Saved entries
■ ■ ■

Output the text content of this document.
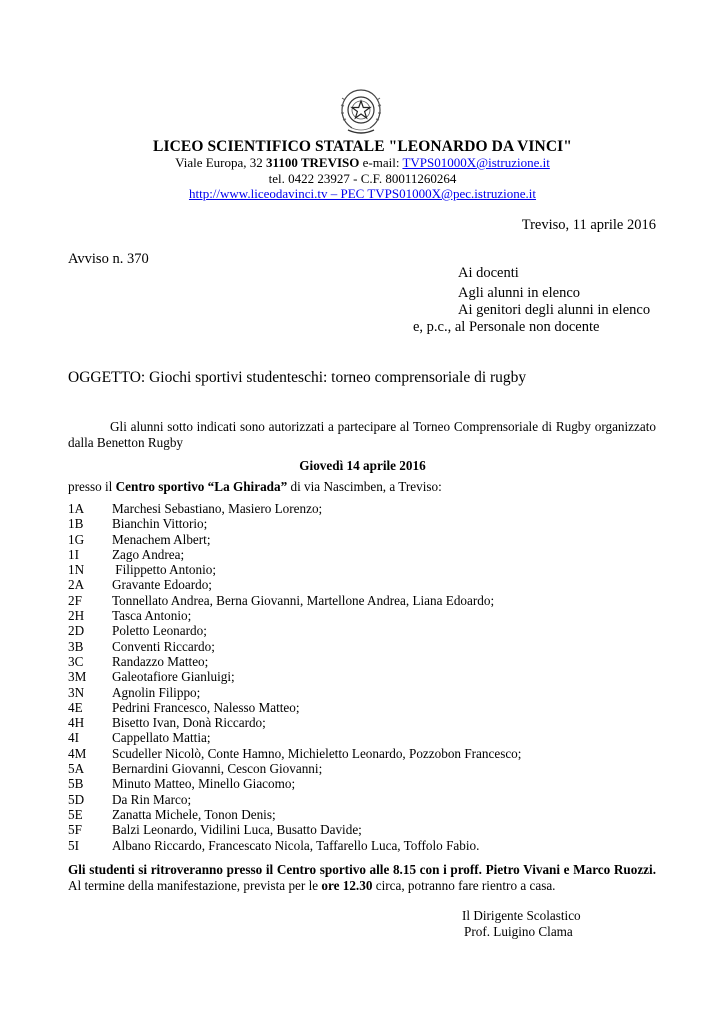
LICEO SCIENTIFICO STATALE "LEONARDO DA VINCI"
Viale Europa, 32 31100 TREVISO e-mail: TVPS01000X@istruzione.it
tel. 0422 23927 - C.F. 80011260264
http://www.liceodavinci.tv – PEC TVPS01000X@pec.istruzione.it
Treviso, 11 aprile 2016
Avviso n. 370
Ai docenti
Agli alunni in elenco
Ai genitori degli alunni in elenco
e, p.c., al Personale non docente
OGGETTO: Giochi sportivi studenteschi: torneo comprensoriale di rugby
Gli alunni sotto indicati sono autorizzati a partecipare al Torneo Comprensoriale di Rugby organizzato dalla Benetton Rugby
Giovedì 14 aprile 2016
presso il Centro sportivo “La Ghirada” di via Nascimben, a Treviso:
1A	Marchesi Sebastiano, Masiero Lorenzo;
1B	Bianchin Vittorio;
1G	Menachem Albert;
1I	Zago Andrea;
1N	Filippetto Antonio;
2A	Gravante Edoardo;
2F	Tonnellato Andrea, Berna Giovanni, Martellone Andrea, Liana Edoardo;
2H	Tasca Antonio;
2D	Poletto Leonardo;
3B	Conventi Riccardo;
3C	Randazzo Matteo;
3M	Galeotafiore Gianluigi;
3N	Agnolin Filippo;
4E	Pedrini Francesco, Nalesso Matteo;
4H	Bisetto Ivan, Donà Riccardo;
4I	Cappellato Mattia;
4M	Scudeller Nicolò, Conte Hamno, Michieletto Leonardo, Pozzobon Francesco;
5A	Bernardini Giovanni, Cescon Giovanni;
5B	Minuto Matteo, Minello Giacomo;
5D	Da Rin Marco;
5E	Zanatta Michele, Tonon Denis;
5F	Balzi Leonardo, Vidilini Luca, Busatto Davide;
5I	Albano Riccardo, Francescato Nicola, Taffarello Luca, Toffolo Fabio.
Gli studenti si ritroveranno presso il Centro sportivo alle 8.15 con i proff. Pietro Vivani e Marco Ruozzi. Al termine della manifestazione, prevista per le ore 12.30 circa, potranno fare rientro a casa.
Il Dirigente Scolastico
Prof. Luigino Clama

■ ■ ■

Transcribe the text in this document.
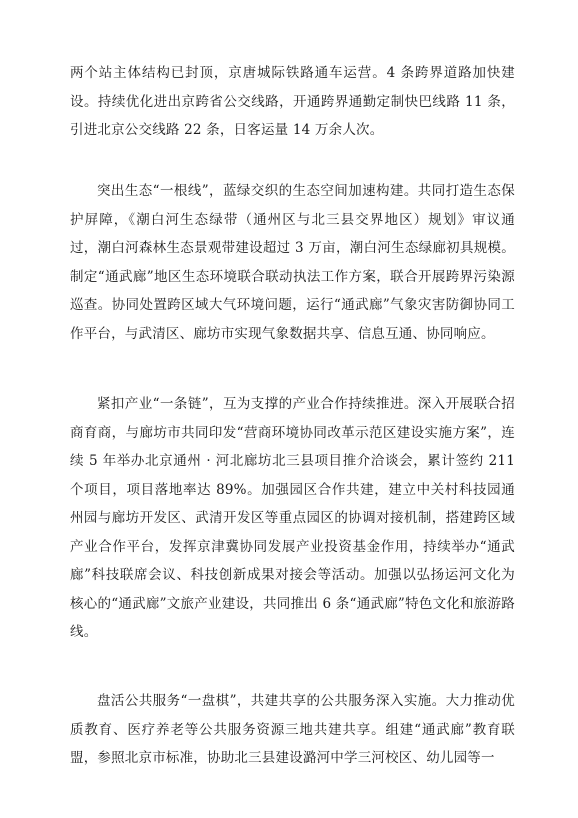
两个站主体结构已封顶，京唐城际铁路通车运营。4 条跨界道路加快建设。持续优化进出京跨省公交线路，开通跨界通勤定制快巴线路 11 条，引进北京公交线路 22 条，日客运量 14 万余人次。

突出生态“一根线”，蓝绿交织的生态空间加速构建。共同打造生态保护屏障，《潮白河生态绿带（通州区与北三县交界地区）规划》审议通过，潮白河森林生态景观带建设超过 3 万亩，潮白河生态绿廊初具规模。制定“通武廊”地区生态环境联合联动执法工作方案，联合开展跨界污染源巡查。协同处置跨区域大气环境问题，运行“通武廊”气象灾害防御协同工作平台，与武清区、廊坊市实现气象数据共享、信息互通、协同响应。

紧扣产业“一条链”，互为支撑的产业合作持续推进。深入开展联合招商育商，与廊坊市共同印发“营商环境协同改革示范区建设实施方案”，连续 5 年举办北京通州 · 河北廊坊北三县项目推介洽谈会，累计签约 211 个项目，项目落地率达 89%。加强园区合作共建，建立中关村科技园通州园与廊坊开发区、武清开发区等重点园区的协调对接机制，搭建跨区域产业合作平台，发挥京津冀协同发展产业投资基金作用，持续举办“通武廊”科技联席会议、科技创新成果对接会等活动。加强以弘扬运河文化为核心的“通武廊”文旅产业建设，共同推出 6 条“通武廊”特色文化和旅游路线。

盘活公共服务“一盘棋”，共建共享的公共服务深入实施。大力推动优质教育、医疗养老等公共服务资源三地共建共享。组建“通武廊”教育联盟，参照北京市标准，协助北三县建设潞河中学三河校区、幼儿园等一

■ ■ ■

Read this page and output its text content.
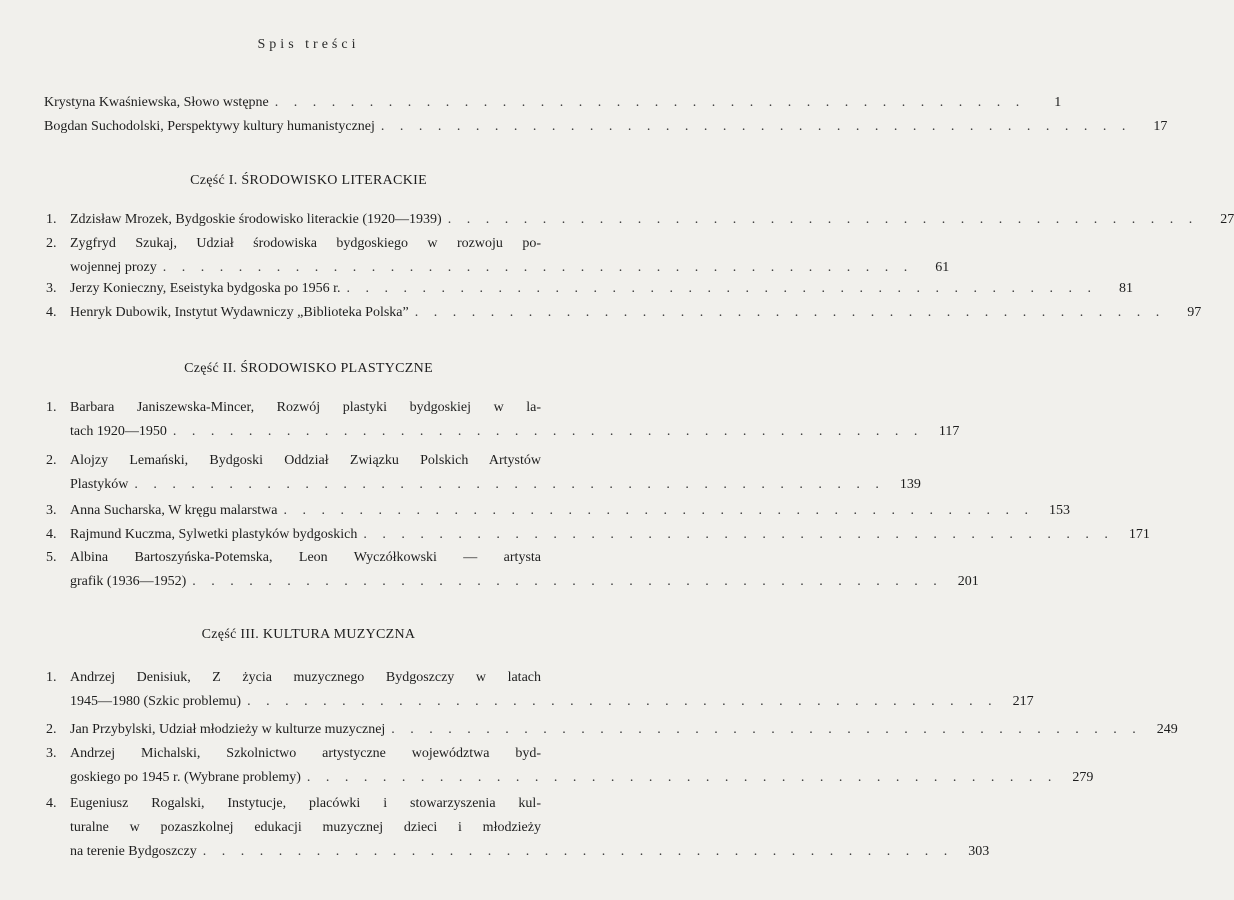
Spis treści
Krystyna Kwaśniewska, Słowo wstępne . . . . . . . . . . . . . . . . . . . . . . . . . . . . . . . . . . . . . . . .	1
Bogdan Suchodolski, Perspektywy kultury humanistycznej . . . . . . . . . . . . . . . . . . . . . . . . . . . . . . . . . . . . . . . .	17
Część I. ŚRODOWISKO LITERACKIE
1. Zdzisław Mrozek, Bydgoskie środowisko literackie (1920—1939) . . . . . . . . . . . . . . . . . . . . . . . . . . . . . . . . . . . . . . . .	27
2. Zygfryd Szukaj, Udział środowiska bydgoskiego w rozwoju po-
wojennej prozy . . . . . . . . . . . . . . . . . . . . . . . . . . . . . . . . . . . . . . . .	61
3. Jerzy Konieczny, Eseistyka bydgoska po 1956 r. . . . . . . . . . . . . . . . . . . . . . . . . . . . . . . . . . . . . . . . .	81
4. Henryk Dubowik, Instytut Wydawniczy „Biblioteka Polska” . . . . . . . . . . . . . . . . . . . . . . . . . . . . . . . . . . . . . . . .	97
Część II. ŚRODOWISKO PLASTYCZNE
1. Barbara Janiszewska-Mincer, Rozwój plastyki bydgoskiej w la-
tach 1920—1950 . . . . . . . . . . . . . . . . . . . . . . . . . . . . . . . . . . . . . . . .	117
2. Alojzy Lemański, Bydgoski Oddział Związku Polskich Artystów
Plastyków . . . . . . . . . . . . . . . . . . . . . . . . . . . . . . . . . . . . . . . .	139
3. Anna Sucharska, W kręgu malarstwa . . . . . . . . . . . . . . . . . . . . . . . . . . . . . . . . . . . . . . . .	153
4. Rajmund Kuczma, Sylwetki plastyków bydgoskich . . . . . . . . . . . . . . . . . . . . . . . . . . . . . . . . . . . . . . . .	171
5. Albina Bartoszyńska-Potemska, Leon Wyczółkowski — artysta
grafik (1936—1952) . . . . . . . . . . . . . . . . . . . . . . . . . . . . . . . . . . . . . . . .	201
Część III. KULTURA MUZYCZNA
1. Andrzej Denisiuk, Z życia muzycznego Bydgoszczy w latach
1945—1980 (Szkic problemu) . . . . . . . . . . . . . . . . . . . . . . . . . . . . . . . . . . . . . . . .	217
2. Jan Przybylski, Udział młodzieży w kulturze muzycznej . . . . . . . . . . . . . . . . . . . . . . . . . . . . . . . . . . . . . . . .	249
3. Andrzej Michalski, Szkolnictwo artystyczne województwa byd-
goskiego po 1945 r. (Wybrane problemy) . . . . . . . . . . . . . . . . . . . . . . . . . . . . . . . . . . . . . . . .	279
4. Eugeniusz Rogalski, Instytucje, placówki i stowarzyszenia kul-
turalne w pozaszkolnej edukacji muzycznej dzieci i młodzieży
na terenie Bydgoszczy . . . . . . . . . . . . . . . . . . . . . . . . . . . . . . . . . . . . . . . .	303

■ ■ ■

**Directive:**
Go through the listing above and list every line that has the word "alunni".

**Reply to the task:**
Agli alunni in elenco
Ai genitori degli alunni in elenco
Gli alunni sotto indicati sono autorizzati a partecipare al Torneo Comprensoriale di Rugby organizzato dalla Benetton Rugby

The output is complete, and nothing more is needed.